#### Request
Each entry below should be echoed exactly, with pictures omitted.

Records excerpted from a collection
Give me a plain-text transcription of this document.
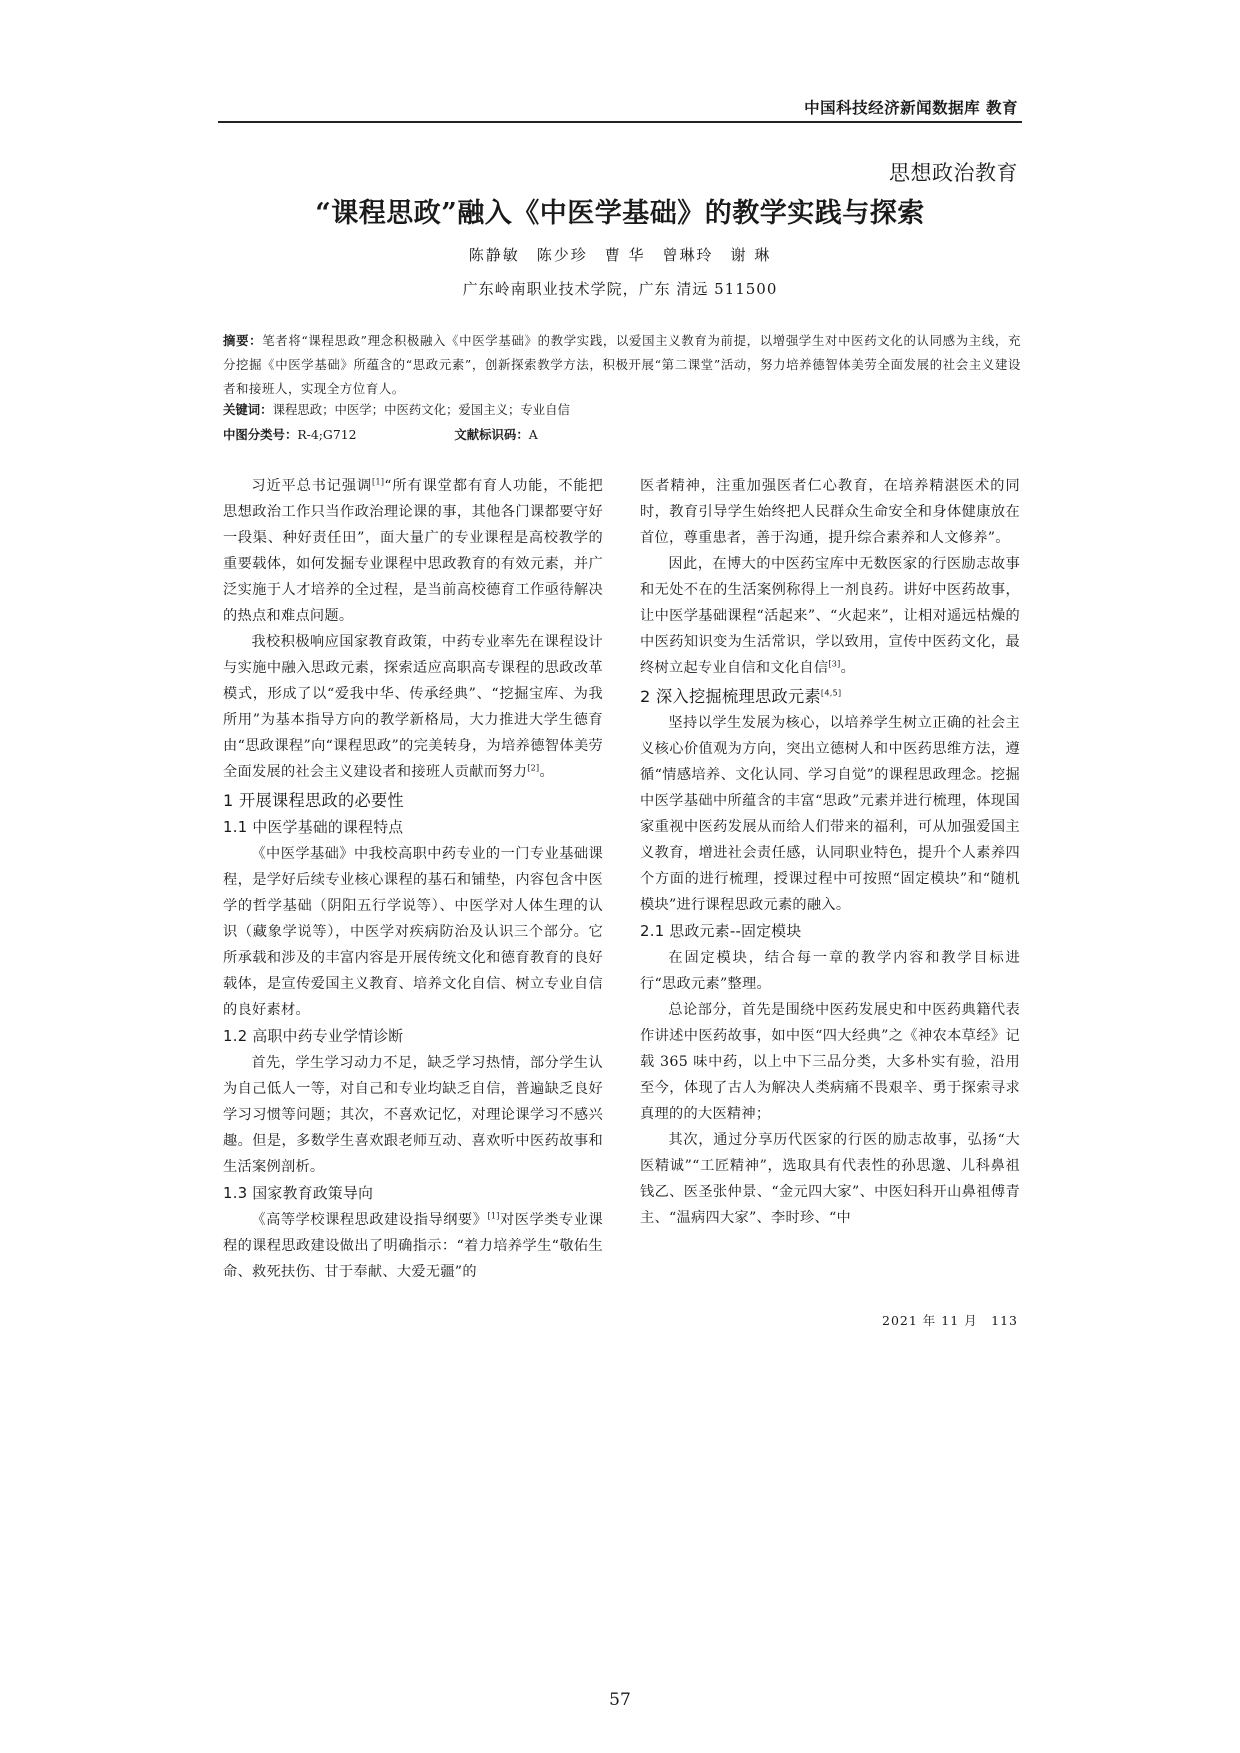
中国科技经济新闻数据库 教育
思想政治教育
“课程思政”融入《中医学基础》的教学实践与探索
陈静敏　陈少珍　曹 华　曾琳玲　谢 琳
广东岭南职业技术学院，广东 清远 511500
摘要：笔者将“课程思政”理念积极融入《中医学基础》的教学实践，以爱国主义教育为前提，以增强学生对中医药文化的认同感为主线，充分挖掘《中医学基础》所蕴含的“思政元素”，创新探索教学方法，积极开展“第二课堂”活动，努力培养德智体美劳全面发展的社会主义建设者和接班人，实现全方位育人。
关键词：课程思政；中医学；中医药文化；爱国主义；专业自信
中图分类号：R-4;G712	文献标识码：A

习近平总书记强调[1]“所有课堂都有育人功能，不能把思想政治工作只当作政治理论课的事，其他各门课都要守好一段渠、种好责任田”，面大量广的专业课程是高校教学的重要载体，如何发掘专业课程中思政教育的有效元素，并广泛实施于人才培养的全过程，是当前高校德育工作亟待解决的热点和难点问题。

我校积极响应国家教育政策，中药专业率先在课程设计与实施中融入思政元素，探索适应高职高专课程的思政改革模式，形成了以“爱我中华、传承经典”、“挖掘宝库、为我所用”为基本指导方向的教学新格局，大力推进大学生德育由“思政课程”向“课程思政”的完美转身，为培养德智体美劳全面发展的社会主义建设者和接班人贡献而努力[2]。

1 开展课程思政的必要性
1.1 中医学基础的课程特点

《中医学基础》中我校高职中药专业的一门专业基础课程，是学好后续专业核心课程的基石和铺垫，内容包含中医学的哲学基础（阴阳五行学说等）、中医学对人体生理的认识（藏象学说等），中医学对疾病防治及认识三个部分。它所承载和涉及的丰富内容是开展传统文化和德育教育的良好载体，是宣传爱国主义教育、培养文化自信、树立专业自信的良好素材。

1.2 高职中药专业学情诊断

首先，学生学习动力不足，缺乏学习热情，部分学生认为自己低人一等，对自己和专业均缺乏自信，普遍缺乏良好学习习惯等问题；其次，不喜欢记忆，对理论课学习不感兴趣。但是，多数学生喜欢跟老师互动、喜欢听中医药故事和生活案例剖析。

1.3 国家教育政策导向

《高等学校课程思政建设指导纲要》[1]对医学类专业课程的课程思政建设做出了明确指示：“着力培养学生“敬佑生命、救死扶伤、甘于奉献、大爱无疆”的

医者精神，注重加强医者仁心教育，在培养精湛医术的同时，教育引导学生始终把人民群众生命安全和身体健康放在首位，尊重患者，善于沟通，提升综合素养和人文修养”。

因此，在博大的中医药宝库中无数医家的行医励志故事和无处不在的生活案例称得上一剂良药。讲好中医药故事，让中医学基础课程“活起来”、“火起来”，让相对遥远枯燥的中医药知识变为生活常识，学以致用，宣传中医药文化，最终树立起专业自信和文化自信[3]。

2 深入挖掘梳理思政元素[4,5]

坚持以学生发展为核心，以培养学生树立正确的社会主义核心价值观为方向，突出立德树人和中医药思维方法，遵循“情感培养、文化认同、学习自觉”的课程思政理念。挖掘中医学基础中所蕴含的丰富“思政”元素并进行梳理，体现国家重视中医药发展从而给人们带来的福利，可从加强爱国主义教育，增进社会责任感，认同职业特色，提升个人素养四个方面的进行梳理，授课过程中可按照“固定模块”和“随机模块”进行课程思政元素的融入。

2.1 思政元素--固定模块

在固定模块，结合每一章的教学内容和教学目标进行“思政元素”整理。

总论部分，首先是围绕中医药发展史和中医药典籍代表作讲述中医药故事，如中医“四大经典”之《神农本草经》记载 365 味中药，以上中下三品分类，大多朴实有验，沿用至今，体现了古人为解决人类病痛不畏艰辛、勇于探索寻求真理的的大医精神；

其次，通过分享历代医家的行医的励志故事，弘扬“大医精诚”“工匠精神”，选取具有代表性的孙思邈、儿科鼻祖钱乙、医圣张仲景、“金元四大家”、中医妇科开山鼻祖傅青主、“温病四大家”、李时珍、“中

2021 年 11 月　113
57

#### Complete output
Give me a plain-text transcription of this document.
中国科技经济新闻数据库 教育
思想政治教育
“课程思政”融入《中医学基础》的教学实践与探索
陈静敏　陈少珍　曹 华　曾琳玲　谢 琳
广东岭南职业技术学院，广东 清远 511500
摘要：笔者将“课程思政”理念积极融入《中医学基础》的教学实践，以爱国主义教育为前提，以增强学生对中医药文化的认同感为主线，充分挖掘《中医学基础》所蕴含的“思政元素”，创新探索教学方法，积极开展“第二课堂”活动，努力培养德智体美劳全面发展的社会主义建设者和接班人，实现全方位育人。
关键词：课程思政；中医学；中医药文化；爱国主义；专业自信
中图分类号：R-4;G712	文献标识码：A

习近平总书记强调[1]“所有课堂都有育人功能，不能把思想政治工作只当作政治理论课的事，其他各门课都要守好一段渠、种好责任田”，面大量广的专业课程是高校教学的重要载体，如何发掘专业课程中思政教育的有效元素，并广泛实施于人才培养的全过程，是当前高校德育工作亟待解决的热点和难点问题。

我校积极响应国家教育政策，中药专业率先在课程设计与实施中融入思政元素，探索适应高职高专课程的思政改革模式，形成了以“爱我中华、传承经典”、“挖掘宝库、为我所用”为基本指导方向的教学新格局，大力推进大学生德育由“思政课程”向“课程思政”的完美转身，为培养德智体美劳全面发展的社会主义建设者和接班人贡献而努力[2]。

1 开展课程思政的必要性
1.1 中医学基础的课程特点

《中医学基础》中我校高职中药专业的一门专业基础课程，是学好后续专业核心课程的基石和铺垫，内容包含中医学的哲学基础（阴阳五行学说等）、中医学对人体生理的认识（藏象学说等），中医学对疾病防治及认识三个部分。它所承载和涉及的丰富内容是开展传统文化和德育教育的良好载体，是宣传爱国主义教育、培养文化自信、树立专业自信的良好素材。

1.2 高职中药专业学情诊断

首先，学生学习动力不足，缺乏学习热情，部分学生认为自己低人一等，对自己和专业均缺乏自信，普遍缺乏良好学习习惯等问题；其次，不喜欢记忆，对理论课学习不感兴趣。但是，多数学生喜欢跟老师互动、喜欢听中医药故事和生活案例剖析。

1.3 国家教育政策导向

《高等学校课程思政建设指导纲要》[1]对医学类专业课程的课程思政建设做出了明确指示：“着力培养学生“敬佑生命、救死扶伤、甘于奉献、大爱无疆”的

医者精神，注重加强医者仁心教育，在培养精湛医术的同时，教育引导学生始终把人民群众生命安全和身体健康放在首位，尊重患者，善于沟通，提升综合素养和人文修养”。

因此，在博大的中医药宝库中无数医家的行医励志故事和无处不在的生活案例称得上一剂良药。讲好中医药故事，让中医学基础课程“活起来”、“火起来”，让相对遥远枯燥的中医药知识变为生活常识，学以致用，宣传中医药文化，最终树立起专业自信和文化自信[3]。

2 深入挖掘梳理思政元素[4,5]

坚持以学生发展为核心，以培养学生树立正确的社会主义核心价值观为方向，突出立德树人和中医药思维方法，遵循“情感培养、文化认同、学习自觉”的课程思政理念。挖掘中医学基础中所蕴含的丰富“思政”元素并进行梳理，体现国家重视中医药发展从而给人们带来的福利，可从加强爱国主义教育，增进社会责任感，认同职业特色，提升个人素养四个方面的进行梳理，授课过程中可按照“固定模块”和“随机模块”进行课程思政元素的融入。

2.1 思政元素--固定模块

在固定模块，结合每一章的教学内容和教学目标进行“思政元素”整理。

总论部分，首先是围绕中医药发展史和中医药典籍代表作讲述中医药故事，如中医“四大经典”之《神农本草经》记载 365 味中药，以上中下三品分类，大多朴实有验，沿用至今，体现了古人为解决人类病痛不畏艰辛、勇于探索寻求真理的的大医精神；

其次，通过分享历代医家的行医的励志故事，弘扬“大医精诚”“工匠精神”，选取具有代表性的孙思邈、儿科鼻祖钱乙、医圣张仲景、“金元四大家”、中医妇科开山鼻祖傅青主、“温病四大家”、李时珍、“中

2021 年 11 月　113
57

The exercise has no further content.